> _The request_:
Reproduce the records. Keep every word exact and include no images.

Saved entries
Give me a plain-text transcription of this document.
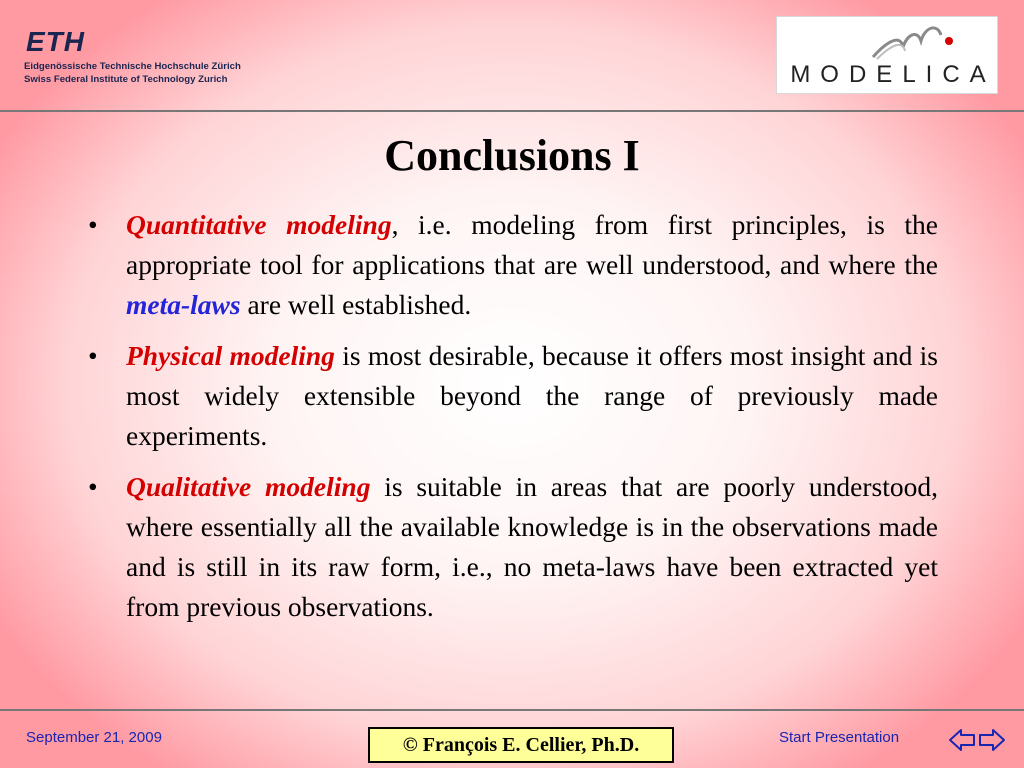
ETH
Eidgenössische Technische Hochschule Zürich
Swiss Federal Institute of Technology Zurich	MODELICA
Conclusions I
• Quantitative modeling, i.e. modeling from first principles, is the appropriate tool for applications that are well understood, and where the meta-laws are well established.
• Physical modeling is most desirable, because it offers most insight and is most widely extensible beyond the range of previously made experiments.
• Qualitative modeling is suitable in areas that are poorly understood, where essentially all the available knowledge is in the observations made and is still in its raw form, i.e., no meta-laws have been extracted yet from previous observations.
September 21, 2009	© François E. Cellier, Ph.D.	Start Presentation
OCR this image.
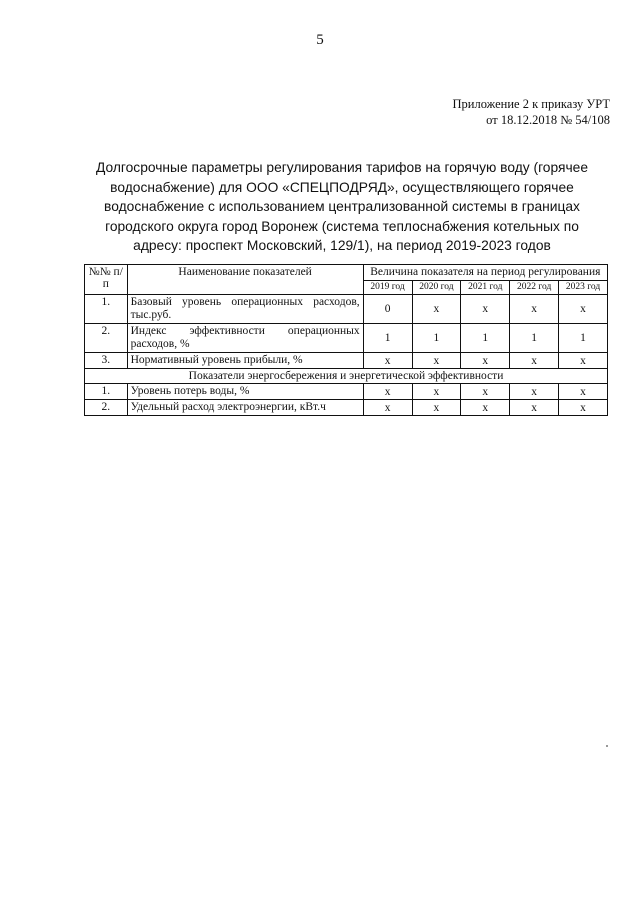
5
Приложение 2 к приказу УРТ
от 18.12.2018 № 54/108
Долгосрочные параметры регулирования тарифов на горячую воду (горячее водоснабжение) для ООО «СПЕЦПОДРЯД», осуществляющего горячее водоснабжение с использованием централизованной системы в границах городского округа город Воронеж (система теплоснабжения котельных по адресу: проспект Московский, 129/1), на период 2019-2023 годов
№№ п/п	Наименование показателей	Величина показателя на период регулирования				
		2019 год	2020 год	2021 год	2022 год	2023 год
1.	Базовый уровень операционных расходов, тыс.руб.	0	х	х	х	х
2.	Индекс эффективности операционных расходов, %	1	1	1	1	1
3.	Нормативный уровень прибыли, %	х	х	х	х	х
Показатели энергосбережения и энергетической эффективности						
1.	Уровень потерь воды, %	х	х	х	х	х
2.	Удельный расход электроэнергии, кВт.ч	х	х	х	х	х
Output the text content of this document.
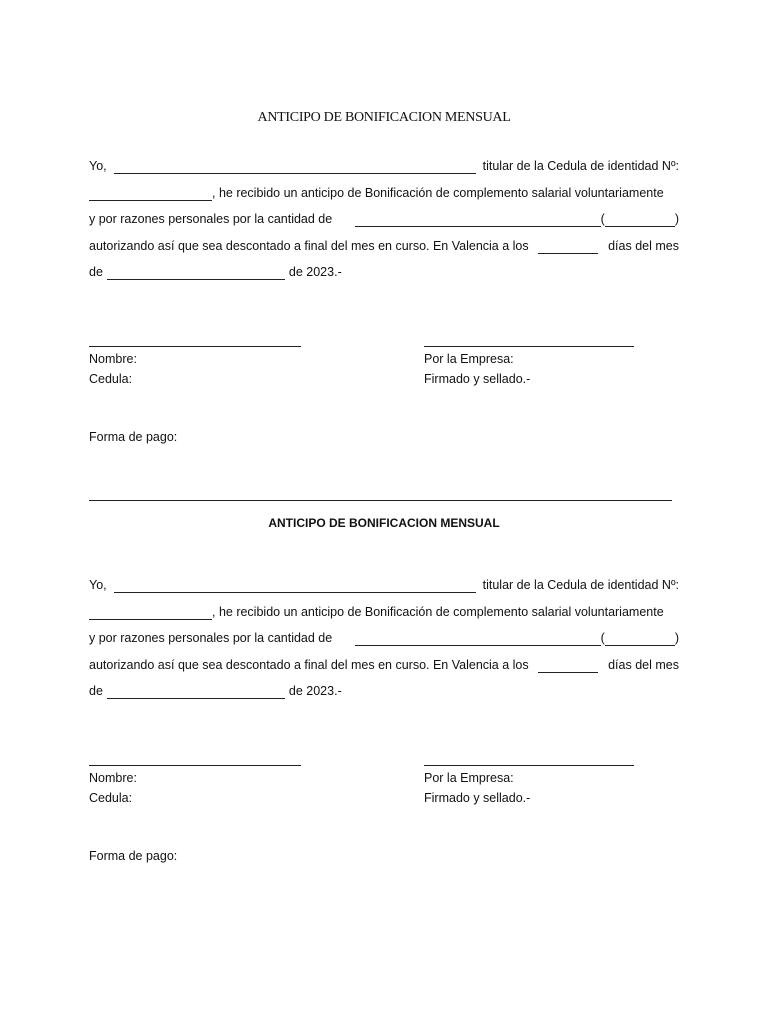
ANTICIPO DE BONIFICACION MENSUAL
Yo,	titular de la Cedula de identidad Nº:
, he recibido un anticipo de Bonificación de complemento salarial voluntariamente
y por razones personales por la cantidad de	(	)
autorizando así que sea descontado a final del mes en curso. En Valencia a los	días del mes
de	de 2023.-
Nombre:
Cedula:
Por la Empresa:
Firmado y sellado.-
Forma de pago:
ANTICIPO DE BONIFICACION MENSUAL
Yo,	titular de la Cedula de identidad Nº:
, he recibido un anticipo de Bonificación de complemento salarial voluntariamente
y por razones personales por la cantidad de	(	)
autorizando así que sea descontado a final del mes en curso. En Valencia a los	días del mes
de	de 2023.-
Nombre:
Cedula:
Por la Empresa:
Firmado y sellado.-
Forma de pago:
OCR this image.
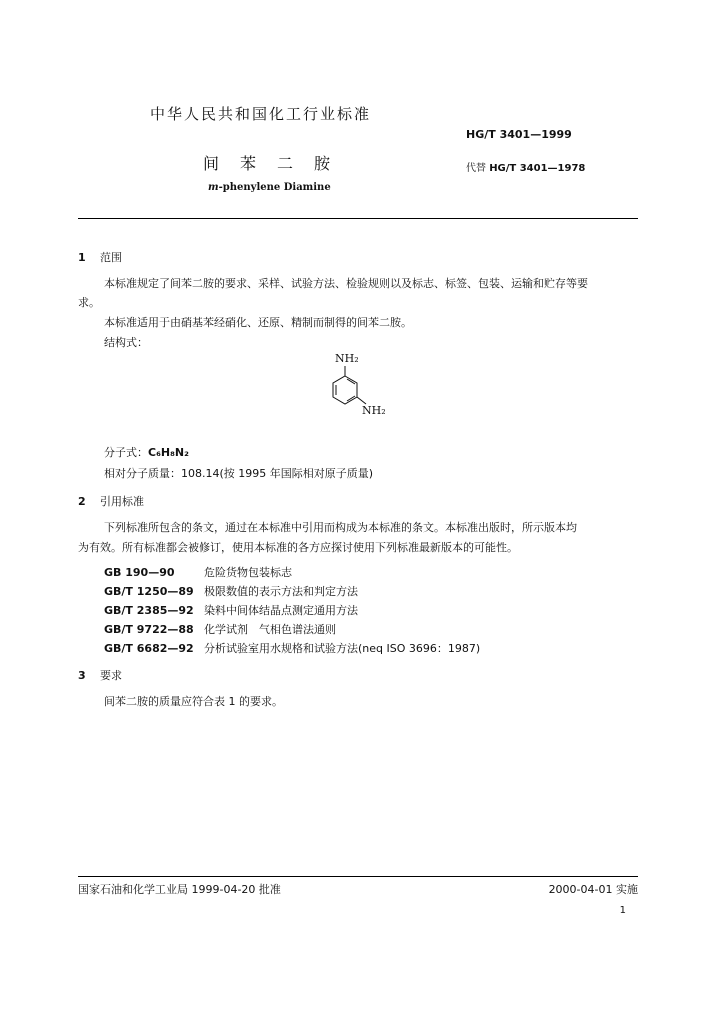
中华人民共和国化工行业标准
HG/T 3401—1999
间苯二胺	代替 HG/T 3401—1978
m-phenylene Diamine
1 范围
本标准规定了间苯二胺的要求、采样、试验方法、检验规则以及标志、标签、包装、运输和贮存等要
求。
本标准适用于由硝基苯经硝化、还原、精制而制得的间苯二胺。
结构式：
NH₂
NH₂
分子式：C₆H₈N₂
相对分子质量：108.14(按 1995 年国际相对原子质量)
2 引用标准
下列标准所包含的条文，通过在本标准中引用而构成为本标准的条文。本标准出版时，所示版本均
为有效。所有标准都会被修订，使用本标准的各方应探讨使用下列标准最新版本的可能性。
GB 190—90	危险货物包装标志
GB/T 1250—89 极限数值的表示方法和判定方法
GB/T 2385—92 染料中间体结晶点测定通用方法
GB/T 9722—88 化学试剂　气相色谱法通则
GB/T 6682—92 分析试验室用水规格和试验方法(neq ISO 3696：1987)
3 要求
间苯二胺的质量应符合表 1 的要求。
国家石油和化学工业局 1999-04-20 批准	2000-04-01 实施
1
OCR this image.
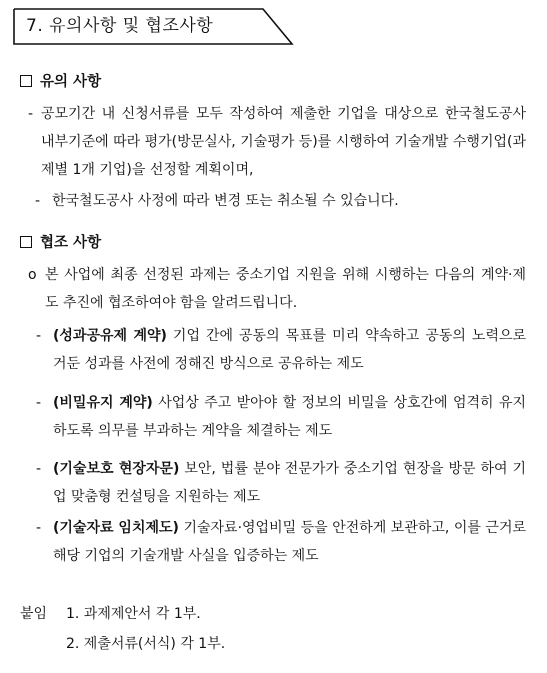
7. 유의사항 및 협조사항
유의 사항
- 공모기간 내 신청서류를 모두 작성하여 제출한 기업을 대상으로 한국철도공사 내부기준에 따라 평가(방문실사, 기술평가 등)를 시행하여 기술개발 수행기업(과제별 1개 기업)을 선정할 계획이며,
- 한국철도공사 사정에 따라 변경 또는 취소될 수 있습니다.
협조 사항
o 본 사업에 최종 선정된 과제는 중소기업 지원을 위해 시행하는 다음의 계약·제도 추진에 협조하여야 함을 알려드립니다.
- (성과공유제 계약) 기업 간에 공동의 목표를 미리 약속하고 공동의 노력으로 거둔 성과를 사전에 정해진 방식으로 공유하는 제도
- (비밀유지 계약) 사업상 주고 받아야 할 정보의 비밀을 상호간에 엄격히 유지하도록 의무를 부과하는 계약을 체결하는 제도
- (기술보호 현장자문) 보안, 법률 분야 전문가가 중소기업 현장을 방문 하여 기업 맞춤형 컨설팅을 지원하는 제도
- (기술자료 임치제도) 기술자료·영업비밀 등을 안전하게 보관하고, 이를 근거로 해당 기업의 기술개발 사실을 입증하는 제도
붙임 1. 과제제안서 각 1부.
2. 제출서류(서식) 각 1부.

> _The answer_:
Give me a plain-text transcription of this document.
ETH
Eidgenössische Technische Hochschule Zürich
Swiss Federal Institute of Technology Zurich	MODELICA
Conclusions I
• Quantitative modeling, i.e. modeling from first principles, is the appropriate tool for applications that are well understood, and where the meta-laws are well established.
• Physical modeling is most desirable, because it offers most insight and is most widely extensible beyond the range of previously made experiments.
• Qualitative modeling is suitable in areas that are poorly understood, where essentially all the available knowledge is in the observations made and is still in its raw form, i.e., no meta-laws have been extracted yet from previous observations.
September 21, 2009	© François E. Cellier, Ph.D.	Start Presentation
OCR this image.
5
Приложение 2 к приказу УРТ
от 18.12.2018 № 54/108
Долгосрочные параметры регулирования тарифов на горячую воду (горячее водоснабжение) для ООО «СПЕЦПОДРЯД», осуществляющего горячее водоснабжение с использованием централизованной системы в границах городского округа город Воронеж (система теплоснабжения котельных по адресу: проспект Московский, 129/1), на период 2019-2023 годов
№№ п/п	Наименование показателей	Величина показателя на период регулирования				
		2019 год	2020 год	2021 год	2022 год	2023 год
1.	Базовый уровень операционных расходов, тыс.руб.	0	х	х	х	х
2.	Индекс эффективности операционных расходов, %	1	1	1	1	1
3.	Нормативный уровень прибыли, %	х	х	х	х	х
Показатели энергосбережения и энергетической эффективности						
1.	Уровень потерь воды, %	х	х	х	х	х
2.	Удельный расход электроэнергии, кВт.ч	х	х	х	х	х
Output the text content of this document.
ANTICIPO DE BONIFICACION MENSUAL
Yo,	titular de la Cedula de identidad Nº:
, he recibido un anticipo de Bonificación de complemento salarial voluntariamente
y por razones personales por la cantidad de	(	)
autorizando así que sea descontado a final del mes en curso. En Valencia a los	días del mes
de	de 2023.-
Nombre:
Cedula:
Por la Empresa:
Firmado y sellado.-
Forma de pago:
ANTICIPO DE BONIFICACION MENSUAL
Yo,	titular de la Cedula de identidad Nº:
, he recibido un anticipo de Bonificación de complemento salarial voluntariamente
y por razones personales por la cantidad de	(	)
autorizando así que sea descontado a final del mes en curso. En Valencia a los	días del mes
de	de 2023.-
Nombre:
Cedula:
Por la Empresa:
Firmado y sellado.-
Forma de pago:
OCR this image.
中华人民共和国化工行业标准
HG/T 3401—1999
间苯二胺	代替 HG/T 3401—1978
m-phenylene Diamine
1 范围
本标准规定了间苯二胺的要求、采样、试验方法、检验规则以及标志、标签、包装、运输和贮存等要
求。
本标准适用于由硝基苯经硝化、还原、精制而制得的间苯二胺。
结构式：
NH₂
NH₂
分子式：C₆H₈N₂
相对分子质量：108.14(按 1995 年国际相对原子质量)
2 引用标准
下列标准所包含的条文，通过在本标准中引用而构成为本标准的条文。本标准出版时，所示版本均
为有效。所有标准都会被修订，使用本标准的各方应探讨使用下列标准最新版本的可能性。
GB 190—90	危险货物包装标志
GB/T 1250—89 极限数值的表示方法和判定方法
GB/T 2385—92 染料中间体结晶点测定通用方法
GB/T 9722—88 化学试剂　气相色谱法通则
GB/T 6682—92 分析试验室用水规格和试验方法(neq ISO 3696：1987)
3 要求
间苯二胺的质量应符合表 1 的要求。
国家石油和化学工业局 1999-04-20 批准	2000-04-01 实施
1
OCR this image.
7. 유의사항 및 협조사항
유의 사항
- 공모기간 내 신청서류를 모두 작성하여 제출한 기업을 대상으로 한국철도공사 내부기준에 따라 평가(방문실사, 기술평가 등)를 시행하여 기술개발 수행기업(과제별 1개 기업)을 선정할 계획이며,
- 한국철도공사 사정에 따라 변경 또는 취소될 수 있습니다.
협조 사항
o 본 사업에 최종 선정된 과제는 중소기업 지원을 위해 시행하는 다음의 계약·제도 추진에 협조하여야 함을 알려드립니다.
- (성과공유제 계약) 기업 간에 공동의 목표를 미리 약속하고 공동의 노력으로 거둔 성과를 사전에 정해진 방식으로 공유하는 제도
- (비밀유지 계약) 사업상 주고 받아야 할 정보의 비밀을 상호간에 엄격히 유지하도록 의무를 부과하는 계약을 체결하는 제도
- (기술보호 현장자문) 보안, 법률 분야 전문가가 중소기업 현장을 방문 하여 기업 맞춤형 컨설팅을 지원하는 제도
- (기술자료 임치제도) 기술자료·영업비밀 등을 안전하게 보관하고, 이를 근거로 해당 기업의 기술개발 사실을 입증하는 제도
붙임 1. 과제제안서 각 1부.
2. 제출서류(서식) 각 1부.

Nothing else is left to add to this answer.